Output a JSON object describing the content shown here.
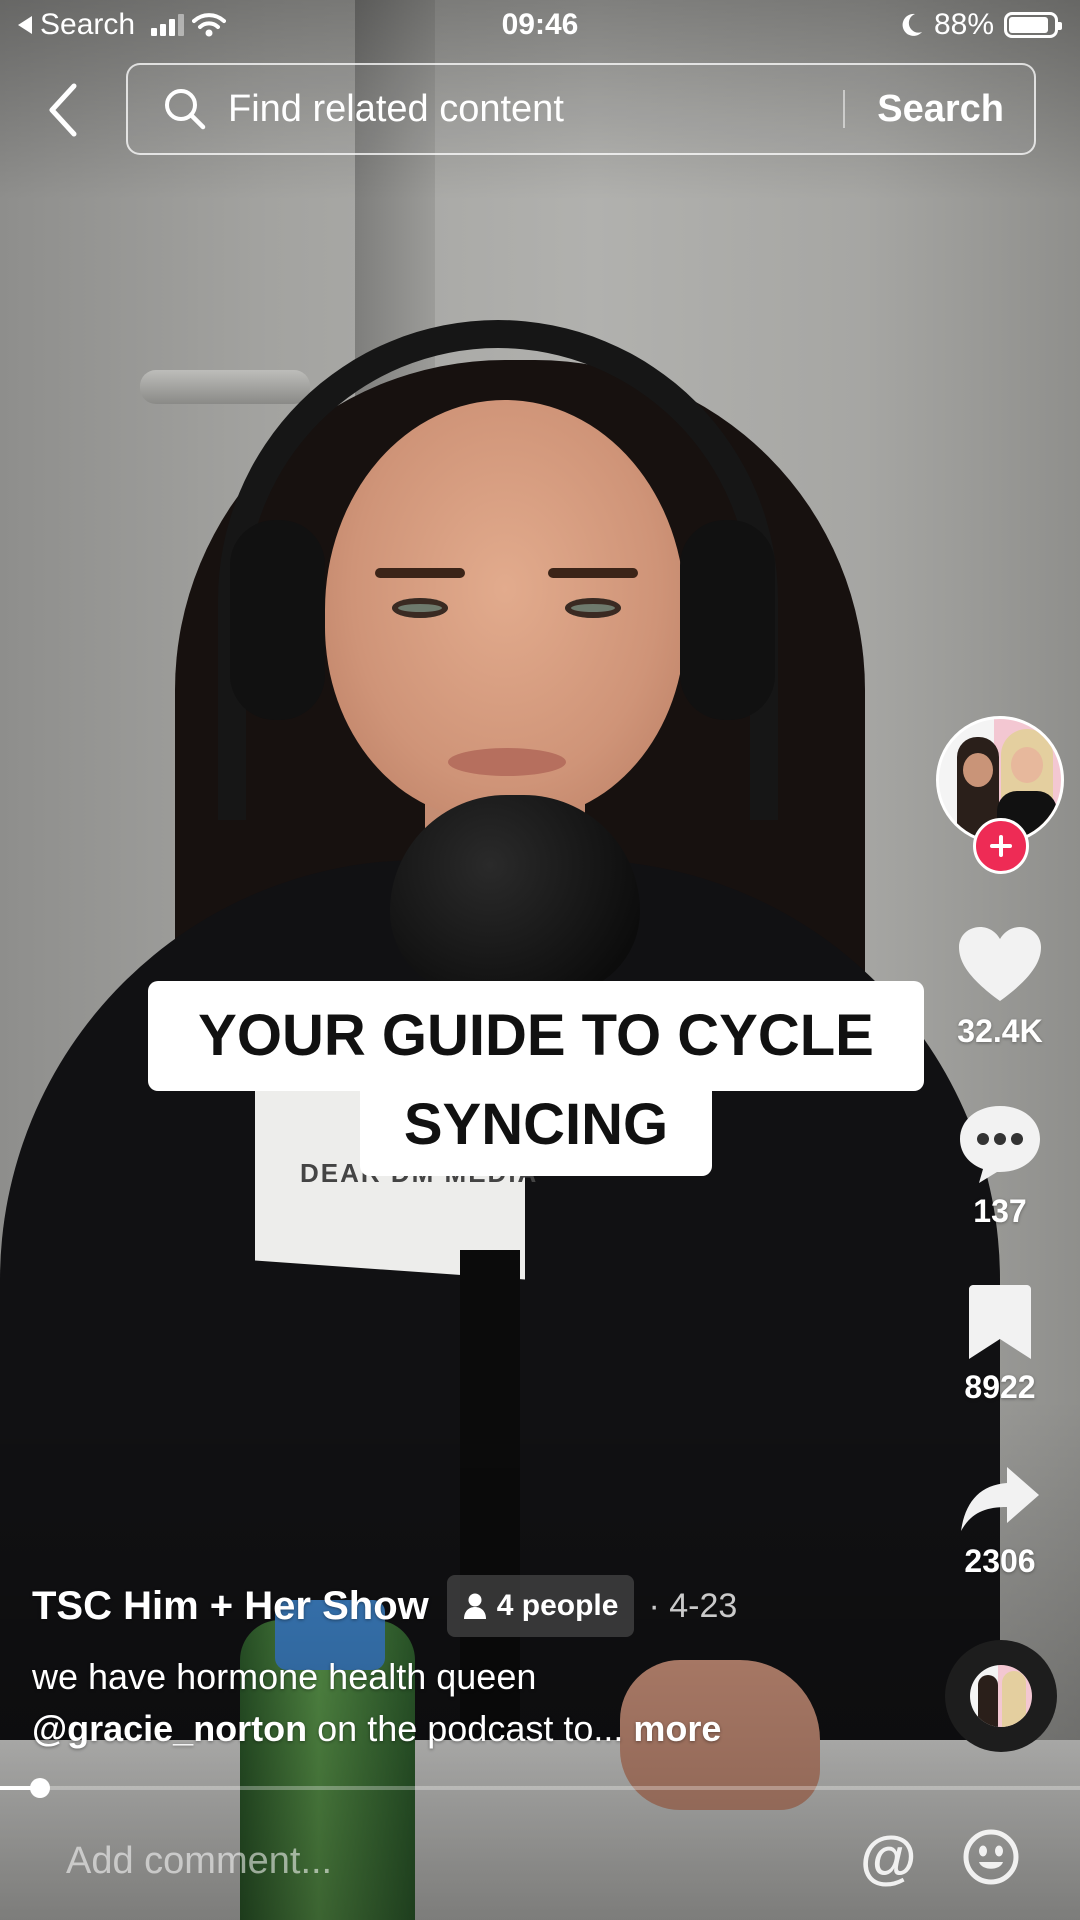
{
  "status_bar": {
    "back_app": "Search",
    "time": "09:46",
    "battery_percent": "88%",
    "battery_level": 0.88
  },
  "search": {
    "placeholder": "Find related content",
    "button_label": "Search"
  },
  "caption": {
    "line1": "YOUR GUIDE TO CYCLE",
    "line2": "SYNCING"
  },
  "actions": {
    "likes": "32.4K",
    "comments": "137",
    "saves": "8922",
    "shares": "2306"
  },
  "post": {
    "author": "TSC Him + Her Show",
    "people_tag": "4 people",
    "date": "· 4-23",
    "description_line1": "we have hormone health queen",
    "mention": "@gracie_norton",
    "description_line2_rest": " on the podcast to...",
    "more_label": " more"
  },
  "video_overlay": {
    "mic_flag_text": "DEAR DM MEDIA"
  },
  "playback": {
    "progress": 0.03
  },
  "comment": {
    "placeholder": "Add comment..."
  },
  "colors": {
    "follow_accent": "#ee2b55",
    "text": "#ffffff"
  }
}
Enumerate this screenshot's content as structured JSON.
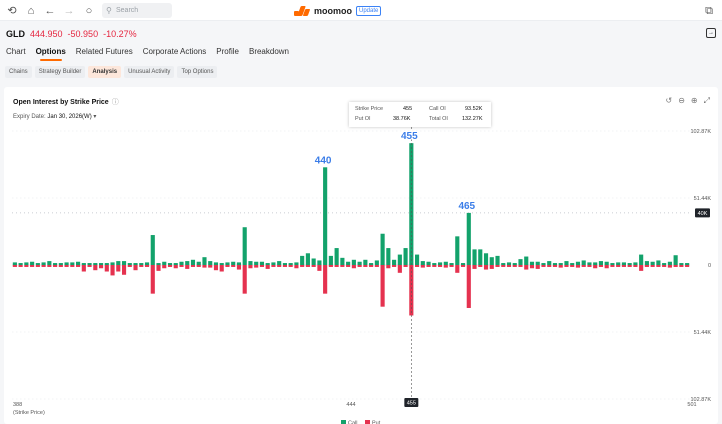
{
  "toolbar": {
    "search_placeholder": "Search"
  },
  "app": {
    "name": "moomoo",
    "update_label": "Update"
  },
  "quote": {
    "symbol": "GLD",
    "price": "444.950",
    "change": "-50.950",
    "change_pct": "-10.27%"
  },
  "tabs": [
    "Chart",
    "Options",
    "Related Futures",
    "Corporate Actions",
    "Profile",
    "Breakdown"
  ],
  "active_tab": "Options",
  "subtabs": [
    "Chains",
    "Strategy Builder",
    "Analysis",
    "Unusual Activity",
    "Top Options"
  ],
  "active_subtab": "Analysis",
  "panel": {
    "title": "Open Interest by Strike Price",
    "expiry_label": "Expiry Date:",
    "expiry_value": "Jan 30, 2026(W)"
  },
  "tooltip": {
    "strike_label": "Strike Price",
    "strike_value": "455",
    "call_label": "Call OI",
    "call_value": "93.52K",
    "put_label": "Put OI",
    "put_value": "38.76K",
    "total_label": "Total OI",
    "total_value": "132.27K"
  },
  "colors": {
    "call": "#13a26b",
    "put": "#e5324f",
    "accent": "#ff6a00",
    "label": "#3b7de8"
  },
  "chart_data": {
    "type": "bar",
    "x_first_label": "388",
    "x_mid_label": "444",
    "x_last_label": "501",
    "x_unit_label": "(Strike Price)",
    "x_cursor_label": "455",
    "y_ticks_top": [
      "102.87K",
      "51.44K"
    ],
    "y_ticks_bottom": [
      "51.44K",
      "102.87K"
    ],
    "y_zero": "0",
    "threshold_label": "40K",
    "ylim": [
      -102870,
      102870
    ],
    "legend": [
      "Call",
      "Put"
    ],
    "peak_labels": [
      {
        "strike_index": 54,
        "text": "440"
      },
      {
        "strike_index": 69,
        "text": "455"
      },
      {
        "strike_index": 79,
        "text": "465"
      }
    ],
    "call_oi": [
      2000,
      1500,
      2000,
      2500,
      1500,
      2000,
      3000,
      1500,
      1500,
      2000,
      2000,
      2500,
      1500,
      1500,
      1500,
      1500,
      1500,
      2000,
      3000,
      3000,
      1500,
      1500,
      1500,
      2000,
      23000,
      1500,
      2500,
      1500,
      1500,
      2500,
      3000,
      4000,
      2500,
      6000,
      3000,
      2000,
      1500,
      2000,
      2500,
      2000,
      29000,
      3000,
      2500,
      2500,
      1500,
      2000,
      3000,
      1500,
      1500,
      2000,
      7000,
      9000,
      5000,
      3500,
      75000,
      7000,
      13000,
      5500,
      2500,
      4000,
      2500,
      4000,
      1500,
      3500,
      24000,
      13000,
      4000,
      8000,
      13000,
      93520,
      8000,
      3000,
      2500,
      1500,
      2000,
      2500,
      1500,
      22000,
      1500,
      40000,
      12000,
      12000,
      9000,
      6000,
      7000,
      1500,
      2000,
      1500,
      4500,
      6500,
      2500,
      2500,
      1500,
      3000,
      1500,
      1500,
      3000,
      1500,
      2500,
      3500,
      2000,
      2000,
      3000,
      2500,
      1500,
      2000,
      2000,
      1500,
      2000,
      8000,
      3000,
      2500,
      3500,
      1500,
      2500,
      7500,
      1500,
      1500
    ],
    "put_oi": [
      1500,
      1500,
      1500,
      1500,
      1500,
      1500,
      1500,
      1500,
      1500,
      1500,
      1500,
      1500,
      5000,
      1500,
      4000,
      2500,
      5000,
      8000,
      5000,
      7500,
      1500,
      4000,
      1500,
      1500,
      22000,
      4500,
      2500,
      1500,
      2500,
      1500,
      3000,
      1500,
      1500,
      2000,
      2000,
      4000,
      5000,
      1500,
      1500,
      3500,
      22000,
      2500,
      2000,
      1500,
      3000,
      1500,
      1500,
      1500,
      1500,
      2500,
      1500,
      1500,
      1500,
      4500,
      22000,
      1500,
      1500,
      1500,
      1500,
      2500,
      1500,
      1500,
      1500,
      1500,
      32000,
      2500,
      1500,
      6000,
      1500,
      38760,
      1500,
      2000,
      1500,
      1500,
      1500,
      2000,
      1500,
      6000,
      1500,
      33000,
      3000,
      1500,
      3500,
      3000,
      1500,
      1500,
      1500,
      1500,
      1500,
      3500,
      2500,
      3000,
      1500,
      1500,
      1500,
      2000,
      1500,
      1500,
      2000,
      1500,
      1500,
      2500,
      1500,
      2500,
      1500,
      1500,
      1500,
      1500,
      1500,
      4500,
      1500,
      1500,
      1500,
      1500,
      2000,
      1500,
      1500,
      1500
    ]
  }
}
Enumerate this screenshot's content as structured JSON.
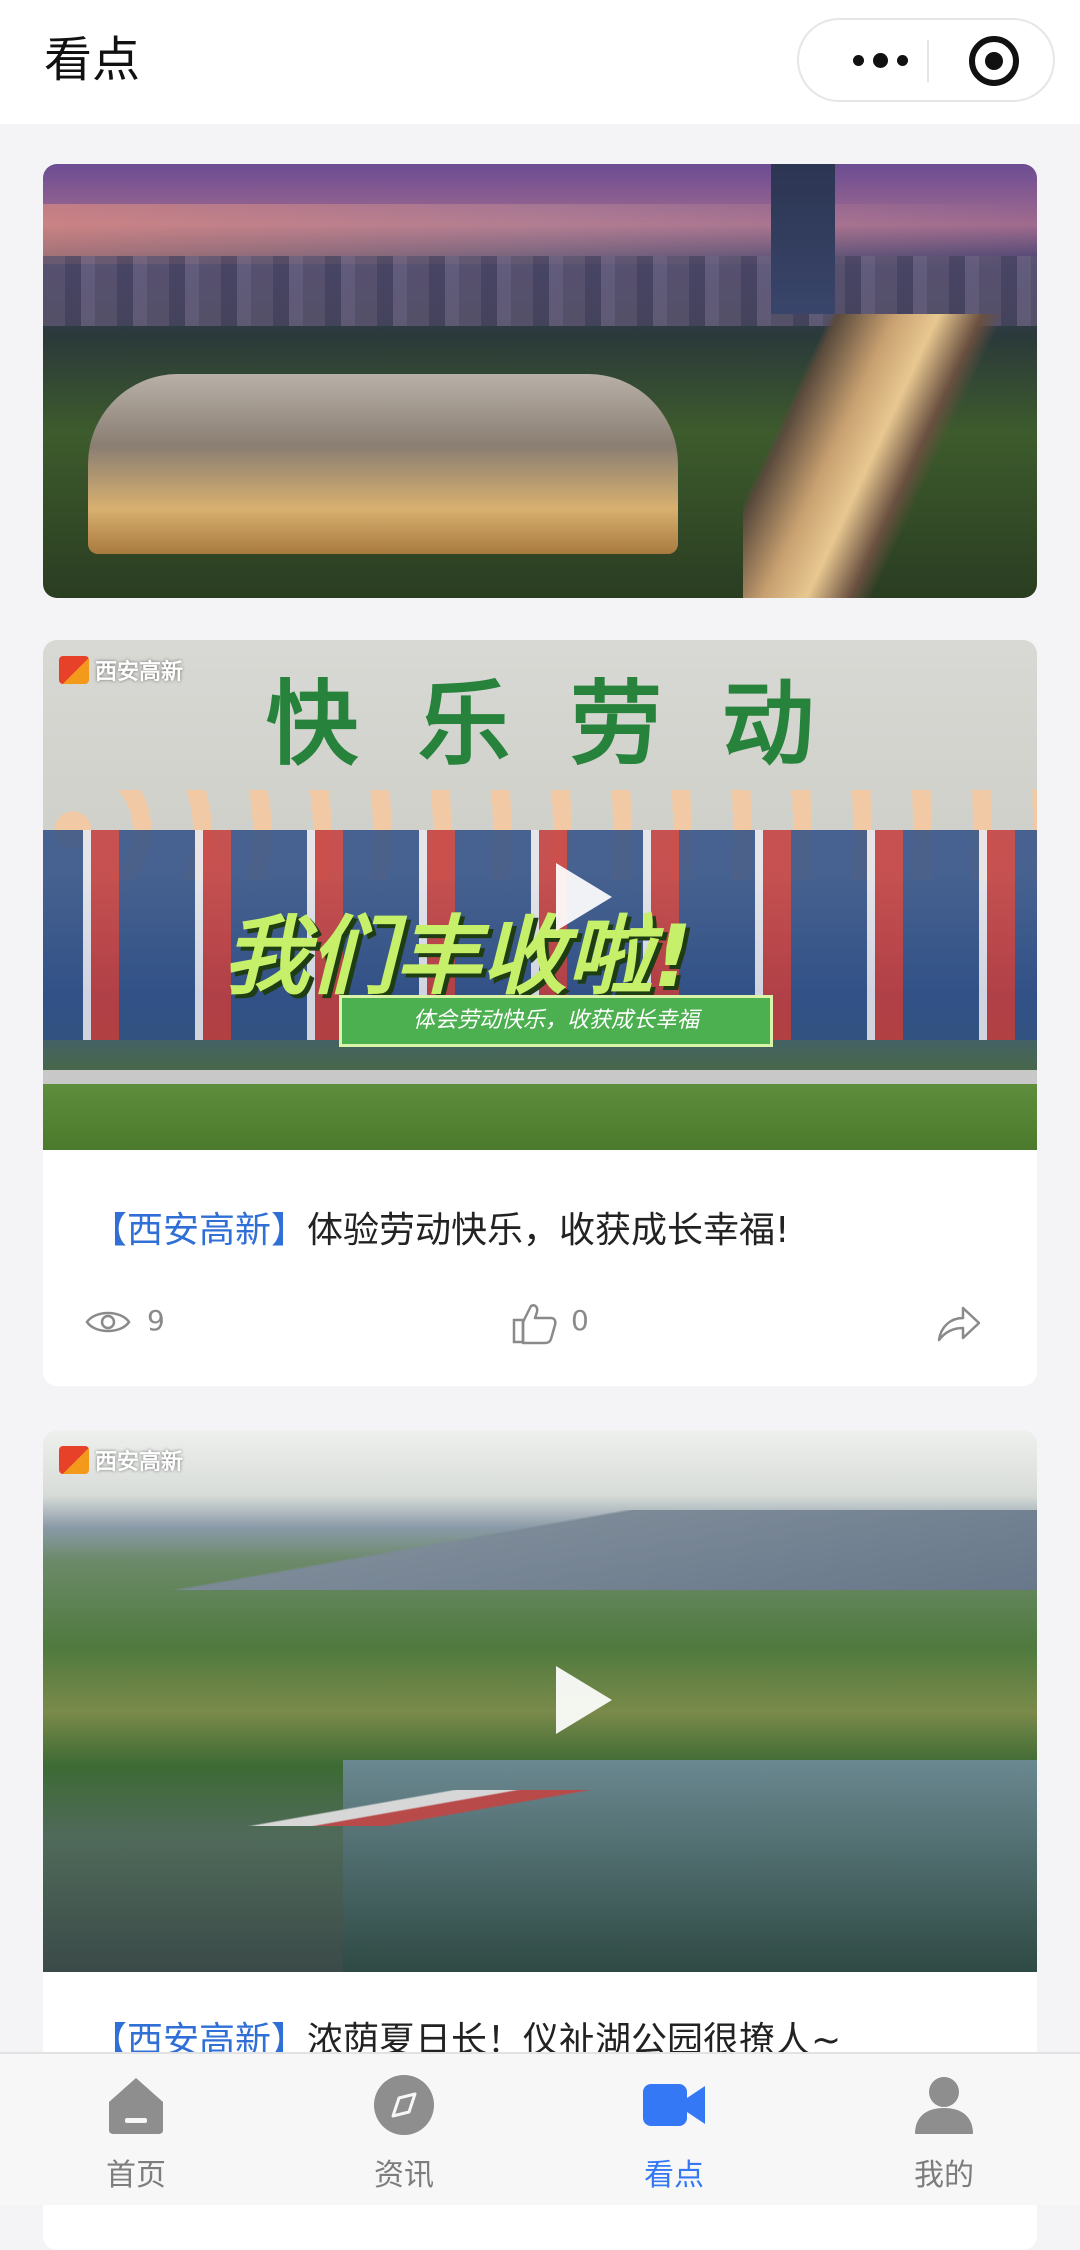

....................

| EXERCISE PROMPT |
Transcribe the listing in full. Omit the pictures and keep every line exact.

| EXERCISE RESULT |
Output a JSON object describing the content shown here.
{
  "status_bar": {
    "back_app": "Search",
    "time": "09:46",
    "battery_percent": "88%",
    "battery_level": 0.88
  },
  "search": {
    "placeholder": "Find related content",
    "button_label": "Search"
  },
  "caption": {
    "line1": "YOUR GUIDE TO CYCLE",
    "line2": "SYNCING"
  },
  "actions": {
    "likes": "32.4K",
    "comments": "137",
    "saves": "8922",
    "shares": "2306"
  },
  "post": {
    "author": "TSC Him + Her Show",
    "people_tag": "4 people",
    "date": "· 4-23",
    "description_line1": "we have hormone health queen",
    "mention": "@gracie_norton",
    "description_line2_rest": " on the podcast to...",
    "more_label": " more"
  },
  "video_overlay": {
    "mic_flag_text": "DEAR DM MEDIA"
  },
  "playback": {
    "progress": 0.03
  },
  "comment": {
    "placeholder": "Add comment..."
  },
  "colors": {
    "follow_accent": "#ee2b55",
    "text": "#ffffff"
  }
}
Enumerate this screenshot's content as structured JSON.
{
  "toolbar": {
    "search_placeholder": "Search"
  },
  "app": {
    "name": "moomoo",
    "update_label": "Update"
  },
  "quote": {
    "symbol": "GLD",
    "price": "444.950",
    "change": "-50.950",
    "change_pct": "-10.27%"
  },
  "tabs": [
    "Chart",
    "Options",
    "Related Futures",
    "Corporate Actions",
    "Profile",
    "Breakdown"
  ],
  "active_tab": "Options",
  "subtabs": [
    "Chains",
    "Strategy Builder",
    "Analysis",
    "Unusual Activity",
    "Top Options"
  ],
  "active_subtab": "Analysis",
  "panel": {
    "title": "Open Interest by Strike Price",
    "expiry_label": "Expiry Date:",
    "expiry_value": "Jan 30, 2026(W)"
  },
  "tooltip": {
    "strike_label": "Strike Price",
    "strike_value": "455",
    "call_label": "Call OI",
    "call_value": "93.52K",
    "put_label": "Put OI",
    "put_value": "38.76K",
    "total_label": "Total OI",
    "total_value": "132.27K"
  },
  "colors": {
    "call": "#13a26b",
    "put": "#e5324f",
    "accent": "#ff6a00",
    "label": "#3b7de8"
  },
  "chart_data": {
    "type": "bar",
    "x_first_label": "388",
    "x_mid_label": "444",
    "x_last_label": "501",
    "x_unit_label": "(Strike Price)",
    "x_cursor_label": "455",
    "y_ticks_top": [
      "102.87K",
      "51.44K"
    ],
    "y_ticks_bottom": [
      "51.44K",
      "102.87K"
    ],
    "y_zero": "0",
    "threshold_label": "40K",
    "ylim": [
      -102870,
      102870
    ],
    "legend": [
      "Call",
      "Put"
    ],
    "peak_labels": [
      {
        "strike_index": 54,
        "text": "440"
      },
      {
        "strike_index": 69,
        "text": "455"
      },
      {
        "strike_index": 79,
        "text": "465"
      }
    ],
    "call_oi": [
      2000,
      1500,
      2000,
      2500,
      1500,
      2000,
      3000,
      1500,
      1500,
      2000,
      2000,
      2500,
      1500,
      1500,
      1500,
      1500,
      1500,
      2000,
      3000,
      3000,
      1500,
      1500,
      1500,
      2000,
      23000,
      1500,
      2500,
      1500,
      1500,
      2500,
      3000,
      4000,
      2500,
      6000,
      3000,
      2000,
      1500,
      2000,
      2500,
      2000,
      29000,
      3000,
      2500,
      2500,
      1500,
      2000,
      3000,
      1500,
      1500,
      2000,
      7000,
      9000,
      5000,
      3500,
      75000,
      7000,
      13000,
      5500,
      2500,
      4000,
      2500,
      4000,
      1500,
      3500,
      24000,
      13000,
      4000,
      8000,
      13000,
      93520,
      8000,
      3000,
      2500,
      1500,
      2000,
      2500,
      1500,
      22000,
      1500,
      40000,
      12000,
      12000,
      9000,
      6000,
      7000,
      1500,
      2000,
      1500,
      4500,
      6500,
      2500,
      2500,
      1500,
      3000,
      1500,
      1500,
      3000,
      1500,
      2500,
      3500,
      2000,
      2000,
      3000,
      2500,
      1500,
      2000,
      2000,
      1500,
      2000,
      8000,
      3000,
      2500,
      3500,
      1500,
      2500,
      7500,
      1500,
      1500
    ],
    "put_oi": [
      1500,
      1500,
      1500,
      1500,
      1500,
      1500,
      1500,
      1500,
      1500,
      1500,
      1500,
      1500,
      5000,
      1500,
      4000,
      2500,
      5000,
      8000,
      5000,
      7500,
      1500,
      4000,
      1500,
      1500,
      22000,
      4500,
      2500,
      1500,
      2500,
      1500,
      3000,
      1500,
      1500,
      2000,
      2000,
      4000,
      5000,
      1500,
      1500,
      3500,
      22000,
      2500,
      2000,
      1500,
      3000,
      1500,
      1500,
      1500,
      1500,
      2500,
      1500,
      1500,
      1500,
      4500,
      22000,
      1500,
      1500,
      1500,
      1500,
      2500,
      1500,
      1500,
      1500,
      1500,
      32000,
      2500,
      1500,
      6000,
      1500,
      38760,
      1500,
      2000,
      1500,
      1500,
      1500,
      2000,
      1500,
      6000,
      1500,
      33000,
      3000,
      1500,
      3500,
      3000,
      1500,
      1500,
      1500,
      1500,
      1500,
      3500,
      2500,
      3000,
      1500,
      1500,
      1500,
      2000,
      1500,
      1500,
      2000,
      1500,
      1500,
      2500,
      1500,
      2500,
      1500,
      1500,
      1500,
      1500,
      1500,
      4500,
      1500,
      1500,
      1500,
      1500,
      2000,
      1500,
      1500,
      1500
    ]
  }
}
Enumerate this screenshot's content as structured JSON.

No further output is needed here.